# start of Data supplied

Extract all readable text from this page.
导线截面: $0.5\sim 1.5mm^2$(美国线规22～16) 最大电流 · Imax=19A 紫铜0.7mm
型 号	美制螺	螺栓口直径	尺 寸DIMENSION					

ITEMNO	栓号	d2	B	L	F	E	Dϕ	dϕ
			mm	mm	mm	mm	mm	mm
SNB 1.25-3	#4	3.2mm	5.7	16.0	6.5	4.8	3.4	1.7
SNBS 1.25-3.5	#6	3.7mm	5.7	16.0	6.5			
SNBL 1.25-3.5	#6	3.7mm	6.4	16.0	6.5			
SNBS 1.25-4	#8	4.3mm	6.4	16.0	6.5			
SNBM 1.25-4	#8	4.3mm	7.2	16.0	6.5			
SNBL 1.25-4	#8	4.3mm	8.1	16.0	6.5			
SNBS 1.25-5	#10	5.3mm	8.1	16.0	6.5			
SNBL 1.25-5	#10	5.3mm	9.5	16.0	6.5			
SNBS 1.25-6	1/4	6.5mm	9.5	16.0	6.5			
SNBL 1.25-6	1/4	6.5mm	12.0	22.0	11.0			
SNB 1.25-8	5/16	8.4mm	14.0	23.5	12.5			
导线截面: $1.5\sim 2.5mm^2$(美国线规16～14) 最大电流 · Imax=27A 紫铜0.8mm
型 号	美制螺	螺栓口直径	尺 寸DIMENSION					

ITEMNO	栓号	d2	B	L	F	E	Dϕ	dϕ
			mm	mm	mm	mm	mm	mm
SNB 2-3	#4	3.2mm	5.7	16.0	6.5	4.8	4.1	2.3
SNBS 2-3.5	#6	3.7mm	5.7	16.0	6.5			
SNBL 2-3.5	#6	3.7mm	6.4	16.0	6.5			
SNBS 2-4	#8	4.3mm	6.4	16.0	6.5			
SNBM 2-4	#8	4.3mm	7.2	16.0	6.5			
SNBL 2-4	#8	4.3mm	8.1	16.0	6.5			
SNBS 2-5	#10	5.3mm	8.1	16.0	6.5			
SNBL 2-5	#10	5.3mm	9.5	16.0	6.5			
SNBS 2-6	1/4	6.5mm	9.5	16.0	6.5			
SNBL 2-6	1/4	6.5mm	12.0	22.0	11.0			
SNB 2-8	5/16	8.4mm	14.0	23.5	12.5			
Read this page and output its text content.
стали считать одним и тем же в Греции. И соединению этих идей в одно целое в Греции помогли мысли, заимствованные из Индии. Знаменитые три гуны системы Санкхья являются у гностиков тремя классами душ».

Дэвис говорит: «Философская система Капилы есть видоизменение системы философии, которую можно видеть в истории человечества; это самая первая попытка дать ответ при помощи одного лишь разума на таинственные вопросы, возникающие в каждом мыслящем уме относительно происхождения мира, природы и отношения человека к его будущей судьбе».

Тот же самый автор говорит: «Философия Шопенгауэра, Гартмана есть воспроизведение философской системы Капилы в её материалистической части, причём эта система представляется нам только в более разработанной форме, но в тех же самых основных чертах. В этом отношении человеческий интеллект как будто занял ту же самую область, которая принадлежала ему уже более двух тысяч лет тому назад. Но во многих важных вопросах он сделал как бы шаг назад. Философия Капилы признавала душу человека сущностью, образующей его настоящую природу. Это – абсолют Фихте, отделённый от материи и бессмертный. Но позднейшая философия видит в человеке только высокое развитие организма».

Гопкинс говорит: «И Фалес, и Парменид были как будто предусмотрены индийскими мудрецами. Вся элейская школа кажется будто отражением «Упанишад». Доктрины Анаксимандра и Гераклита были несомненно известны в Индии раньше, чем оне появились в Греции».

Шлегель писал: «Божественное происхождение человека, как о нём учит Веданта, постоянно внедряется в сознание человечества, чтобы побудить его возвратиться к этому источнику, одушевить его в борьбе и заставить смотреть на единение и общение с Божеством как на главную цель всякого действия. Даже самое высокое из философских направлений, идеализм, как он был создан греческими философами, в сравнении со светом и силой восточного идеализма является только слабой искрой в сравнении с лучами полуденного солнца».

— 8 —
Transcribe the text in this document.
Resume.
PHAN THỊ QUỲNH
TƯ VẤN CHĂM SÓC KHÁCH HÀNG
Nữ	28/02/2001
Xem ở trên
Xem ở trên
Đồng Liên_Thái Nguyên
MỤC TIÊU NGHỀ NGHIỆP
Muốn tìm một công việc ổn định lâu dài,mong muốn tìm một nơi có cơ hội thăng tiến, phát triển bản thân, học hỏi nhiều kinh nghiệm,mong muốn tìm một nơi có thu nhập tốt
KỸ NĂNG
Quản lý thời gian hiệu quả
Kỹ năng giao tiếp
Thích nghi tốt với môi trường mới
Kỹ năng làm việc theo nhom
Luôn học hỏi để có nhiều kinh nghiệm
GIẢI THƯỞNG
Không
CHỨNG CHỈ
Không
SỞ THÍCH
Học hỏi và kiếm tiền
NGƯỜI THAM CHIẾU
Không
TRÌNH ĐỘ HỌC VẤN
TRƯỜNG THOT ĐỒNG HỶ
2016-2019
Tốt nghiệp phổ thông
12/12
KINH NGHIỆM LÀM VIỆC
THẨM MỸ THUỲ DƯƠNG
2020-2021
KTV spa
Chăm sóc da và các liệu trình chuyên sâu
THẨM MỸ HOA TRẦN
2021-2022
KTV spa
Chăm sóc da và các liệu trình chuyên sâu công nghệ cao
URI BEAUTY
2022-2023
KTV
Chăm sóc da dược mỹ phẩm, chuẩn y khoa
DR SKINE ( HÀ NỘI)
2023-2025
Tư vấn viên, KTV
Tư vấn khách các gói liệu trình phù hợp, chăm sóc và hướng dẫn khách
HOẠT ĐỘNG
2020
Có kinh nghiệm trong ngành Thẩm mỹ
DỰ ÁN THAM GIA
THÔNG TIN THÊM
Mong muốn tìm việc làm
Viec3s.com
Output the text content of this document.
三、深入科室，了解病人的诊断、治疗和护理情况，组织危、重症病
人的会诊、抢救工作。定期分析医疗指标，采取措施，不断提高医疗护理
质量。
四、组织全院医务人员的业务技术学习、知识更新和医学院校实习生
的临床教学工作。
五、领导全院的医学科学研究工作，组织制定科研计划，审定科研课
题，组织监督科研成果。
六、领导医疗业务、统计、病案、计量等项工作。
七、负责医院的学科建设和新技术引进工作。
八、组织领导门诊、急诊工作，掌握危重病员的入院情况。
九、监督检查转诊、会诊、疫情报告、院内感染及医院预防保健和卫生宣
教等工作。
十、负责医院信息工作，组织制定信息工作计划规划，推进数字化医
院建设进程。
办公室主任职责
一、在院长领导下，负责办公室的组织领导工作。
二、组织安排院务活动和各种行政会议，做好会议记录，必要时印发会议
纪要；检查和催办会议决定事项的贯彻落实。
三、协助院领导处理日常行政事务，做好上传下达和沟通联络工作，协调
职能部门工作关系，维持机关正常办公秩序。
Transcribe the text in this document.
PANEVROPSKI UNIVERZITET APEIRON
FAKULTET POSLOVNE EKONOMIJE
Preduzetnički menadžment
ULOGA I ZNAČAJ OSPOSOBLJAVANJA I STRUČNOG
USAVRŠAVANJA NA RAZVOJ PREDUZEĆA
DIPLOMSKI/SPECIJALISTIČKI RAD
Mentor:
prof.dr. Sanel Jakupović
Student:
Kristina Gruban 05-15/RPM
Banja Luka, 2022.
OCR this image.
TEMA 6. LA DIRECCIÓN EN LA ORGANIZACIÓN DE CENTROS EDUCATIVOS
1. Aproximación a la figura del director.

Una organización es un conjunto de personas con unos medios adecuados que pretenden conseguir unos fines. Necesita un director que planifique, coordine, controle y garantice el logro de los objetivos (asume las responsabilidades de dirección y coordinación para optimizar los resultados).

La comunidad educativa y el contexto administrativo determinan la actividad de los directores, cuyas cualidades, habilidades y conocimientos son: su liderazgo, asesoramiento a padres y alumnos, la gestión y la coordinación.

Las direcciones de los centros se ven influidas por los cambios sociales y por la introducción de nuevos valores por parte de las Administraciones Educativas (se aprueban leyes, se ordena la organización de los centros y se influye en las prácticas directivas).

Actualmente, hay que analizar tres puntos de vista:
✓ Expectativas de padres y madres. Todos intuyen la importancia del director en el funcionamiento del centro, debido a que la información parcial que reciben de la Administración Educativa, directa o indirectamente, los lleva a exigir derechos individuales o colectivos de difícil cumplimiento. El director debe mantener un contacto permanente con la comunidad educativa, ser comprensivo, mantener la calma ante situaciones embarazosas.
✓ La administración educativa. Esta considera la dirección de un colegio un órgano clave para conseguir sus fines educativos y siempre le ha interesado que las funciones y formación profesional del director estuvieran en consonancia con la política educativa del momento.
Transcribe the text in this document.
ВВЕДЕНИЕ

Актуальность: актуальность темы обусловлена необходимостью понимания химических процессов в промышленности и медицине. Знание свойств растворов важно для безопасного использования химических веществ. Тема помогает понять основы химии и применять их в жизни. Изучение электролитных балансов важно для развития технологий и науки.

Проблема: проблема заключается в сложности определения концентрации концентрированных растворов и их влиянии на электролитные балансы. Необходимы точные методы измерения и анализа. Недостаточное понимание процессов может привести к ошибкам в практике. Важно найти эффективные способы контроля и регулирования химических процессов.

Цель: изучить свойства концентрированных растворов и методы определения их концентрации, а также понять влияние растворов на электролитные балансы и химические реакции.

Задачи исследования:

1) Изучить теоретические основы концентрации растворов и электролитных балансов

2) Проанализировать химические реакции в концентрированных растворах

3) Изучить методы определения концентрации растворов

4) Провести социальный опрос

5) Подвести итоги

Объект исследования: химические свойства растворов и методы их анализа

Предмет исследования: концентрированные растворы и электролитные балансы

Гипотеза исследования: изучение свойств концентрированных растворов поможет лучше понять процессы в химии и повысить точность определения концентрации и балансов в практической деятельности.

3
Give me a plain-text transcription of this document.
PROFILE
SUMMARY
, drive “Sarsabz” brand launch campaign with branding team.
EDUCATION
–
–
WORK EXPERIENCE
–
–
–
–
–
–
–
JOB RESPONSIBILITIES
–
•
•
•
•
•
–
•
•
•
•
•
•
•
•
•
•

# end of Data supplied

**What the task asks**
Copy out each line in the preceding records that contains "coordinación".

**Task answer**
Una organización es un conjunto de personas con unos medios adecuados que pretenden conseguir unos fines. Necesita un director que planifique, coordine, controle y garantice el logro de los objetivos (asume las responsabilidades de dirección y coordinación para optimizar los resultados).
La comunidad educativa y el contexto administrativo determinan la actividad de los directores, cuyas cualidades, habilidades y conocimientos son: su liderazgo, asesoramiento a padres y alumnos, la gestión y la coordinación.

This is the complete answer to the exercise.